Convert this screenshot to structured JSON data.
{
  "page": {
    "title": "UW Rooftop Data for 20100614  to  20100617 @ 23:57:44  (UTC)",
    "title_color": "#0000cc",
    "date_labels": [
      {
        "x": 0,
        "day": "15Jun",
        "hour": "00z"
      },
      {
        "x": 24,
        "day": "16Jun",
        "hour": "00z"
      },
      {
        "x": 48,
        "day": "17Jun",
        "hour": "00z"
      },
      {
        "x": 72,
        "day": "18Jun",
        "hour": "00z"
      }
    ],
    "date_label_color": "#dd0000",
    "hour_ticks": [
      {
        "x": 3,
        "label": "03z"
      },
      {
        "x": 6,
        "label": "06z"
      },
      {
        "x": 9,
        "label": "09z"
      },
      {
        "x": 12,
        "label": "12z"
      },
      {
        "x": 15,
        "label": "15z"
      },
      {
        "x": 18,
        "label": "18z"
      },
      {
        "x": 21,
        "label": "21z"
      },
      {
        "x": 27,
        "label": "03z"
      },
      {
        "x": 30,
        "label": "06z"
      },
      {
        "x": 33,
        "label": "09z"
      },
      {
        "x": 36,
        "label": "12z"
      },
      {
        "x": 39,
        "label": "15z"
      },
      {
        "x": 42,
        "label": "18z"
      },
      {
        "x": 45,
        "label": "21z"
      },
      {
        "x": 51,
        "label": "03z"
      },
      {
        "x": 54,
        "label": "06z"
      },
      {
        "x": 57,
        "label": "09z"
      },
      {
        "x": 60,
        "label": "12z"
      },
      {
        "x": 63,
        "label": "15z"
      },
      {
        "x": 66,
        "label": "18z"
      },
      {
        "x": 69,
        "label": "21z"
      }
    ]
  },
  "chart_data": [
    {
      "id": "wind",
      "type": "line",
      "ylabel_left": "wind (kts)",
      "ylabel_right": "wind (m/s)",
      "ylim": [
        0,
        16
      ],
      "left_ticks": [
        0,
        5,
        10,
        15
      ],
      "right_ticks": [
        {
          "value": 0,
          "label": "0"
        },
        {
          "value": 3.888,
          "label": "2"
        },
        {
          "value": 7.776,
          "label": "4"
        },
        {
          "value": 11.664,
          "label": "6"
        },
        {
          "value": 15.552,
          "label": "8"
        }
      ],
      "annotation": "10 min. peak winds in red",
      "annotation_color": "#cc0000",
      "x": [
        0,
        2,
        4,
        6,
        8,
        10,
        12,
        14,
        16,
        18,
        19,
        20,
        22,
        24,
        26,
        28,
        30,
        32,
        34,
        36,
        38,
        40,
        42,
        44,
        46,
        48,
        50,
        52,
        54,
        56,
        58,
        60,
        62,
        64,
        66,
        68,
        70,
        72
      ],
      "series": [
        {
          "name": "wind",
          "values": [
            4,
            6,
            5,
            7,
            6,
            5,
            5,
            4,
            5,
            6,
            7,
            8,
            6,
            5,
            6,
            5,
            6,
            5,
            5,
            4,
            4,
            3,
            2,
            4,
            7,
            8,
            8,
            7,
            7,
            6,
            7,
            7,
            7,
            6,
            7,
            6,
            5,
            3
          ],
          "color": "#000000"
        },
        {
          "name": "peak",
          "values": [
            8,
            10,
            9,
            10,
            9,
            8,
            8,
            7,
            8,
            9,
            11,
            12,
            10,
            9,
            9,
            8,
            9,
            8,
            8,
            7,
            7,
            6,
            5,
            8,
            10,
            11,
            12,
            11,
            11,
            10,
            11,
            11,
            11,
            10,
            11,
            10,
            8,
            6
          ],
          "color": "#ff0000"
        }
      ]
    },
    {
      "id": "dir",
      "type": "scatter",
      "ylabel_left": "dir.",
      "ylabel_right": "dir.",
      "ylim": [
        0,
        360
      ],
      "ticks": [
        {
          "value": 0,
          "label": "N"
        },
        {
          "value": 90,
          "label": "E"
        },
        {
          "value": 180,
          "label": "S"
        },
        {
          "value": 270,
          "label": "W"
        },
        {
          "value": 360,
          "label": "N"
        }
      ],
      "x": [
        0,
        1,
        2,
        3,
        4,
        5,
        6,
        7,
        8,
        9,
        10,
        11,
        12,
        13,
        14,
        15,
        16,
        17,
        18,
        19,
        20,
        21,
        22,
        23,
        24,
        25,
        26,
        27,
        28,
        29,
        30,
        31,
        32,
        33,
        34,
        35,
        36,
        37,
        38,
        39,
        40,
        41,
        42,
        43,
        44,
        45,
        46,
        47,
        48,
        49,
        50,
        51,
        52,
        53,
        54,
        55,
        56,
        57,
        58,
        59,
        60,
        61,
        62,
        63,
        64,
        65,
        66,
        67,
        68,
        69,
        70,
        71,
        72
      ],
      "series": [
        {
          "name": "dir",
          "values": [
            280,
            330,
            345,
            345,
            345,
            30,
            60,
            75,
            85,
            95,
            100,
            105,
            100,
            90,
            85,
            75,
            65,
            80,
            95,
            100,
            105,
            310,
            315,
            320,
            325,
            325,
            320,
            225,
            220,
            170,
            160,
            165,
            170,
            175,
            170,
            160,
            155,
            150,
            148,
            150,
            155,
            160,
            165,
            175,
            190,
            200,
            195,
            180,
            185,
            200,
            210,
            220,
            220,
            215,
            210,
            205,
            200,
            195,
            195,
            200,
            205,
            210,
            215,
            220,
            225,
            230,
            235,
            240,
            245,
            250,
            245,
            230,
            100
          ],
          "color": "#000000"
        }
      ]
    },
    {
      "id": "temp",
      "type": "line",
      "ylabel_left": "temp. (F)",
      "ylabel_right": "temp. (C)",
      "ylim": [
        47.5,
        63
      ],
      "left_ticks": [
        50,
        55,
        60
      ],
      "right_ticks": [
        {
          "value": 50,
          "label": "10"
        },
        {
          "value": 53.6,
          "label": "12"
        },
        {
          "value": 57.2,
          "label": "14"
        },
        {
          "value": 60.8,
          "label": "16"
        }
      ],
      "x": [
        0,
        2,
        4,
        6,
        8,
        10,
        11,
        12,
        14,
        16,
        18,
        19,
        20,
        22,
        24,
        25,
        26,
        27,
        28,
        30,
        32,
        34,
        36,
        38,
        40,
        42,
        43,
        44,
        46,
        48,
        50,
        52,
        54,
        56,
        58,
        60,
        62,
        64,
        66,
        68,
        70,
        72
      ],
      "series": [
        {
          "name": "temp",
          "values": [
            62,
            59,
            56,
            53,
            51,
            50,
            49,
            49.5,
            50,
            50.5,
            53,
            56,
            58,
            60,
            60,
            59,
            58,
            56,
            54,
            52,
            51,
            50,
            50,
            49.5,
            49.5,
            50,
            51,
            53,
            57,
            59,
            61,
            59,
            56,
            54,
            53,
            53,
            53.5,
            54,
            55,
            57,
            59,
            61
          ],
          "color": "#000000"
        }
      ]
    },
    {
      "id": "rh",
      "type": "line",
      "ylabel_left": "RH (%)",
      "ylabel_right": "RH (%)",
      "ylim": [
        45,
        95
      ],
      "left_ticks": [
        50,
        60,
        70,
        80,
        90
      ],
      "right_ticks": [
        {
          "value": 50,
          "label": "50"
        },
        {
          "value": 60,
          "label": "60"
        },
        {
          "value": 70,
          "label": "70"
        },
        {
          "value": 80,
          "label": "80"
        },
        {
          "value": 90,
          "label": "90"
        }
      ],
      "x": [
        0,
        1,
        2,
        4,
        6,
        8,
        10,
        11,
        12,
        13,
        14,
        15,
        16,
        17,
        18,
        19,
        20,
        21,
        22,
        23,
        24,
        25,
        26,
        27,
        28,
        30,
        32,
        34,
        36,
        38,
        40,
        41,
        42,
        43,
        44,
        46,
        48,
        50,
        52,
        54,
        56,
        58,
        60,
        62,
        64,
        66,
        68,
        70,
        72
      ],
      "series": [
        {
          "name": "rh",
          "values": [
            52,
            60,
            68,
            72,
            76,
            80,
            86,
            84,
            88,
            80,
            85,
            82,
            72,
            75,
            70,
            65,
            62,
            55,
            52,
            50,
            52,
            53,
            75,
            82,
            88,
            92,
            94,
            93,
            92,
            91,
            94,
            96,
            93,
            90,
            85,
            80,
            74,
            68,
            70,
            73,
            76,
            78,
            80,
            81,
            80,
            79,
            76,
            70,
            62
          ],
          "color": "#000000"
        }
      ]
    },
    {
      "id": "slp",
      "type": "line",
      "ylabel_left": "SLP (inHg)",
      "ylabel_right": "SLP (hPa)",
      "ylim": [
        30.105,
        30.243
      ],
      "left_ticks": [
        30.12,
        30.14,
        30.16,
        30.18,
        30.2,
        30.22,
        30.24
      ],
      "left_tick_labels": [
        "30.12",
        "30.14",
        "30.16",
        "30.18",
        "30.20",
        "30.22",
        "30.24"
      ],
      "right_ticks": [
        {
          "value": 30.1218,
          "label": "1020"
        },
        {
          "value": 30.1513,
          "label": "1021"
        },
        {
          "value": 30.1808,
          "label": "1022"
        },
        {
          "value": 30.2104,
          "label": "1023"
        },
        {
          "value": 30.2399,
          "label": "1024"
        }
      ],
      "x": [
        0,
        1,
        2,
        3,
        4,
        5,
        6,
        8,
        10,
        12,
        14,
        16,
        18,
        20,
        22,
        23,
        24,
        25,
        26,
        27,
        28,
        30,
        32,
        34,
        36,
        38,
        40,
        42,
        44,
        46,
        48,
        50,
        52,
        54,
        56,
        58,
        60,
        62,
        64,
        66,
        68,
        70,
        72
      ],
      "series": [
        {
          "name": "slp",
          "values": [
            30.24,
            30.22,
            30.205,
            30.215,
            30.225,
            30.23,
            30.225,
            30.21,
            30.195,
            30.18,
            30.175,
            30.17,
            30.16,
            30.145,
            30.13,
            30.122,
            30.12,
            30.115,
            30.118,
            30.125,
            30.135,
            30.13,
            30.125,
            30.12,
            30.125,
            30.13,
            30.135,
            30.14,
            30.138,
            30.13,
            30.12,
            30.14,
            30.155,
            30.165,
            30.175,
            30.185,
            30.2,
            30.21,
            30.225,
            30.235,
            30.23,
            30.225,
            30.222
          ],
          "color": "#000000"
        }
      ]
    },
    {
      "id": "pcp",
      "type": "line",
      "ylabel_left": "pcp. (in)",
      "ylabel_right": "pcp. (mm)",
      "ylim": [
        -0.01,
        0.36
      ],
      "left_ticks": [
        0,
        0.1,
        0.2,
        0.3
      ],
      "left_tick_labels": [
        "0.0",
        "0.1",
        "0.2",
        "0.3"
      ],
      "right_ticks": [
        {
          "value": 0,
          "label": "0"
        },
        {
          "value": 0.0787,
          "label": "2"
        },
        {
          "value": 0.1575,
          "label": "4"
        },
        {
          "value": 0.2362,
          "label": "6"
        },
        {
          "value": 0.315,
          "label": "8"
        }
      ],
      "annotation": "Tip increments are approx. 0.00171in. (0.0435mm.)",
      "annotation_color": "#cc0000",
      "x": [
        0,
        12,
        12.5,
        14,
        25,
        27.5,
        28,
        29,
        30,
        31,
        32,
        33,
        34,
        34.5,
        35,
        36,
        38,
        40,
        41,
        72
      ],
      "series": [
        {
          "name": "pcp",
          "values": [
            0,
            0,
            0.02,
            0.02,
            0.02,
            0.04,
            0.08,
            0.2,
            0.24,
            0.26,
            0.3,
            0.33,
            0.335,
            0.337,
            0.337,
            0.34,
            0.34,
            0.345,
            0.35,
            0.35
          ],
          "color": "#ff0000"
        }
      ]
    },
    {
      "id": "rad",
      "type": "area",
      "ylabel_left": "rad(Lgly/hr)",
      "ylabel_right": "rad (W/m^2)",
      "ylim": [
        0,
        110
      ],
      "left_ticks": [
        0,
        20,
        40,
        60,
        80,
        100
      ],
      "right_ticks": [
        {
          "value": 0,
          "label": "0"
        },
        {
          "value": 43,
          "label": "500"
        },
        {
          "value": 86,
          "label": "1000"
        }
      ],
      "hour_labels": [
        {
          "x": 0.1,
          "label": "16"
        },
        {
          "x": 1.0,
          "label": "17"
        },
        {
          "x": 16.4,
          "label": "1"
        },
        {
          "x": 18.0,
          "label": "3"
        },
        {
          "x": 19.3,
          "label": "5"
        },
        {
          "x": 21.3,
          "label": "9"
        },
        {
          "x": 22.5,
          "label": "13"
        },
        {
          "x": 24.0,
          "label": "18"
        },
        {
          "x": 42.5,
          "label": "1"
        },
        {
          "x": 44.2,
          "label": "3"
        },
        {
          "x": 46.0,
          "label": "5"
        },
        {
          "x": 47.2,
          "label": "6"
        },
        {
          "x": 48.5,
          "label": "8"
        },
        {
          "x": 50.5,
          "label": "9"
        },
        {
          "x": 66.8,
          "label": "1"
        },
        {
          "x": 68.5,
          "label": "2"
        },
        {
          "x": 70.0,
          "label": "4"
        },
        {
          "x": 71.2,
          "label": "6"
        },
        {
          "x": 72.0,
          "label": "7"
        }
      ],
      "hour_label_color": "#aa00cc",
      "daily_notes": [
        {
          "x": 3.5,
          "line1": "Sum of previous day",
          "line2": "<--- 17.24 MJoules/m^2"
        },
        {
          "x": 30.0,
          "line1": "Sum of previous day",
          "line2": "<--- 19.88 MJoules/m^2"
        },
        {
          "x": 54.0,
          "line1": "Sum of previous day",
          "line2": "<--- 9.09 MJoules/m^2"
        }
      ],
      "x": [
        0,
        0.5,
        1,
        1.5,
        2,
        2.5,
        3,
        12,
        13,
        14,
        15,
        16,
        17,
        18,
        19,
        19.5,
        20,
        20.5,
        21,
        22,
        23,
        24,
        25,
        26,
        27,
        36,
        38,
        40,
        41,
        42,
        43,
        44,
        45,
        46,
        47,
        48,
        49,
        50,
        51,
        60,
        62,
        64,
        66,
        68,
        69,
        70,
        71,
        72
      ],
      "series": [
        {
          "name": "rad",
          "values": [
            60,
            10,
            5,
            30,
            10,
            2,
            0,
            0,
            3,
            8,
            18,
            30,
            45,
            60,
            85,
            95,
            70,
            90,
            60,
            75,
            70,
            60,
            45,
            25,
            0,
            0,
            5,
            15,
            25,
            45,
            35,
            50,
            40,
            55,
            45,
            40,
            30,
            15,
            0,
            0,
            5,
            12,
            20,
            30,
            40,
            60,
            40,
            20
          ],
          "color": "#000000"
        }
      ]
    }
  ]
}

*Stated goal:* Search the entries for the word "peak" and copy every line that has it.

*Answer to this problem:*
      "annotation": "10 min. peak winds in red",
          "name": "peak",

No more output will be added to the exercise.